● Problem requirements
Count, in the entries, the lines with "grid". Answer with the number only.

● Records provided

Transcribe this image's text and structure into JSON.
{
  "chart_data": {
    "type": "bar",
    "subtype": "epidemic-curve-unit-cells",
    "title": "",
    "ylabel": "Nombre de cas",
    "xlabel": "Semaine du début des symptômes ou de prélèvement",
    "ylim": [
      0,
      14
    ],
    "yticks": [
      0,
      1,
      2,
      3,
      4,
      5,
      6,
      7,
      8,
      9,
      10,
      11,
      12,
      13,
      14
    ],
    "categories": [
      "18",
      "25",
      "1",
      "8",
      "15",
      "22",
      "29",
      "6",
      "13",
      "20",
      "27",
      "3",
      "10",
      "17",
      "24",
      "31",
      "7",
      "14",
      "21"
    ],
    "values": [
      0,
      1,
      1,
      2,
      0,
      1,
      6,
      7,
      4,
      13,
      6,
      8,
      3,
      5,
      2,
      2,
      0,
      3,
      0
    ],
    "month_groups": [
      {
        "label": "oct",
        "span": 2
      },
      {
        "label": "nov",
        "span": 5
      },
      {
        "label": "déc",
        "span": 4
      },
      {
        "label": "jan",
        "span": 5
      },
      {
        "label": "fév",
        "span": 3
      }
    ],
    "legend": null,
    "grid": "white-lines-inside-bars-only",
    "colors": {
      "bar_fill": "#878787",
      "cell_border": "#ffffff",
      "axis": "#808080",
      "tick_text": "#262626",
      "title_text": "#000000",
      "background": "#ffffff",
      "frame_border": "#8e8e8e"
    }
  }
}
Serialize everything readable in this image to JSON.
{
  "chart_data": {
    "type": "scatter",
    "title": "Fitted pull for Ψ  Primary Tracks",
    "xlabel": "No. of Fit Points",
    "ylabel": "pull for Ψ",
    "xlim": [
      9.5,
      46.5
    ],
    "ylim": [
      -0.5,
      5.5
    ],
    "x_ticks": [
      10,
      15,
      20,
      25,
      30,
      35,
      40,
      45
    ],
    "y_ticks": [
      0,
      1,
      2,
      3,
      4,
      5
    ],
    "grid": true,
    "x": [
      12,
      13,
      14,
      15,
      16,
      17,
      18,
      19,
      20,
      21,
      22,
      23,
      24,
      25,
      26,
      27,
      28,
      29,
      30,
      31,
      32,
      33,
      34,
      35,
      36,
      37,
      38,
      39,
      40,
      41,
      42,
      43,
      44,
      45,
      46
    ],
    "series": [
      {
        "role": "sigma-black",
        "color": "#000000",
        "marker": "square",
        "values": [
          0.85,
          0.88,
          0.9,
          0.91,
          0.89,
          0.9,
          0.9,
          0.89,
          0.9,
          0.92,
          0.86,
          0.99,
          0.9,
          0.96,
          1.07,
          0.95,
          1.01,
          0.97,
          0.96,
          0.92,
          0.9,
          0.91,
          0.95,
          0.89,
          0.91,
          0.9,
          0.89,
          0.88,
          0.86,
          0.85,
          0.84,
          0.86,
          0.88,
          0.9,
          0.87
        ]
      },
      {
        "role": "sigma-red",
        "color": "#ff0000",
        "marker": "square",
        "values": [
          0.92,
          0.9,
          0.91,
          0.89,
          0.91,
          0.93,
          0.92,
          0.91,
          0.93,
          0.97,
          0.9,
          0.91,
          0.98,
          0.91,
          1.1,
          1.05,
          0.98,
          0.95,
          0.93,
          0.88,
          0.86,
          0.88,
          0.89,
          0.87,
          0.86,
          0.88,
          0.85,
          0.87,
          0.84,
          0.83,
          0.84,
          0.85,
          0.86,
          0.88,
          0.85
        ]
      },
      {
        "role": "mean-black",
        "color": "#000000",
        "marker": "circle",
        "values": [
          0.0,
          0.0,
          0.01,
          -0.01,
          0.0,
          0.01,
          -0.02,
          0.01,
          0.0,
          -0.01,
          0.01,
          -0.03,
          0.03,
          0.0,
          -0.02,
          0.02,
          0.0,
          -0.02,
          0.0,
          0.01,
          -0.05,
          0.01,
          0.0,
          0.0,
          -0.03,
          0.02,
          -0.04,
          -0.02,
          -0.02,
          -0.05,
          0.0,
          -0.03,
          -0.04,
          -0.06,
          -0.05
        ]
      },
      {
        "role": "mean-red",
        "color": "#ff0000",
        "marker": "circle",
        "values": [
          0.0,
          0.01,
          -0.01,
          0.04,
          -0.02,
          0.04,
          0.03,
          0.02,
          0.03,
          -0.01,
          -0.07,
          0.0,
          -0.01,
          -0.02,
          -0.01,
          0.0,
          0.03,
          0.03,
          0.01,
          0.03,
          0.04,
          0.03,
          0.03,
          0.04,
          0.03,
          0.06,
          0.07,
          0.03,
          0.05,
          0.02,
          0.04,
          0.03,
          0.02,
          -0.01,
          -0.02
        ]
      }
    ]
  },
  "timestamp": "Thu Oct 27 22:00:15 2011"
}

● Response to the task
2